__What you will do__. Across all the records, filter for lines with the word "kudriavzevii" and copy them.

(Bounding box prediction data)
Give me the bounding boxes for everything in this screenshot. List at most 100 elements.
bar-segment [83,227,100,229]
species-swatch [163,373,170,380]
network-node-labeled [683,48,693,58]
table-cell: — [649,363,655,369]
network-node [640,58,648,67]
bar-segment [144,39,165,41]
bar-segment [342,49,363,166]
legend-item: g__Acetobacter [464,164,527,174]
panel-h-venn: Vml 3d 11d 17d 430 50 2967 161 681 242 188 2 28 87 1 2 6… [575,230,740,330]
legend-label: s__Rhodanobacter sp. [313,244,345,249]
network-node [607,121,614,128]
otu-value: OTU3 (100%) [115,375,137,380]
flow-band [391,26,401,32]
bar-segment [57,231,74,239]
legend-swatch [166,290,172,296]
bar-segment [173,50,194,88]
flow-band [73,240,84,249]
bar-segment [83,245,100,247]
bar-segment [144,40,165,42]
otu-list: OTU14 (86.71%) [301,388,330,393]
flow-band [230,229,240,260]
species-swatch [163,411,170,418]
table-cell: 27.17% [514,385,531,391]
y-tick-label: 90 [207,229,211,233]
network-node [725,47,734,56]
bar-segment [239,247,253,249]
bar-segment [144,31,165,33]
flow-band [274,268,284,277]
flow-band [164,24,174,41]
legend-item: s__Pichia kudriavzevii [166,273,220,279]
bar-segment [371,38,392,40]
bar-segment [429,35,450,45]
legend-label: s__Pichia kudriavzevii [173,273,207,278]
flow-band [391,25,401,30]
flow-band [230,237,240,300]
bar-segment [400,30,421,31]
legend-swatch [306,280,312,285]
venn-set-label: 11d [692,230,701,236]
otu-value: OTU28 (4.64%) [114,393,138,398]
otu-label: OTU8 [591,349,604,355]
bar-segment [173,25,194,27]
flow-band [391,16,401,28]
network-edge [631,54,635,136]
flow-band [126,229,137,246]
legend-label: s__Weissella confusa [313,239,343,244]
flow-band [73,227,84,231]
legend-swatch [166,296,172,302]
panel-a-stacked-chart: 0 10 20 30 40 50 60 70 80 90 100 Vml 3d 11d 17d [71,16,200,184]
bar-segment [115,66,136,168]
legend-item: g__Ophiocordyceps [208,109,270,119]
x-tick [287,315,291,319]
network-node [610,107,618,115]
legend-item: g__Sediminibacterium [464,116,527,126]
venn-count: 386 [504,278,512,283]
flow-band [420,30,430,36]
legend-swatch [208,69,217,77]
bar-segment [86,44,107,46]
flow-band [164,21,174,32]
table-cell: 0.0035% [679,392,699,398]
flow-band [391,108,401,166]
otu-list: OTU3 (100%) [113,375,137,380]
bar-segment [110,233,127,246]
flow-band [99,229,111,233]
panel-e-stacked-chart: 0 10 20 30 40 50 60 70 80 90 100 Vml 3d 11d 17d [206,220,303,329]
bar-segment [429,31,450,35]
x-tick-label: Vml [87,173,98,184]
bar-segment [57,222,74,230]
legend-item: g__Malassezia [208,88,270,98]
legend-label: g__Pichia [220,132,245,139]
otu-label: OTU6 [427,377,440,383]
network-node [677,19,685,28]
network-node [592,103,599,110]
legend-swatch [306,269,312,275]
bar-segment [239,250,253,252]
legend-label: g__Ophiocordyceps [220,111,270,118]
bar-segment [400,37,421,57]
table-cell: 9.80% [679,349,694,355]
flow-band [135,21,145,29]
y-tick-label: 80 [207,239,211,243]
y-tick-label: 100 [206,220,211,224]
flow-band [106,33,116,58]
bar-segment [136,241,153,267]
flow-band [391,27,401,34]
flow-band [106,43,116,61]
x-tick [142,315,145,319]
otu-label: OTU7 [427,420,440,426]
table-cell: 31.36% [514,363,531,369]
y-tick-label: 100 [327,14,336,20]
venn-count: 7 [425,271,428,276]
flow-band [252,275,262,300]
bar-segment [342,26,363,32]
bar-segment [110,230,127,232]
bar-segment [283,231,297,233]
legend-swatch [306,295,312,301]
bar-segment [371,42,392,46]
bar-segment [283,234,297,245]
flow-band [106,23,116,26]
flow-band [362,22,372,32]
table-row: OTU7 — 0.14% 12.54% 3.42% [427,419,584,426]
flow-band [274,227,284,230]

__Your response__.
legend-item: s__Pichia kudriavzevii [166,273,220,279]
legend-label: s__Pichia kudriavzevii [173,273,207,278]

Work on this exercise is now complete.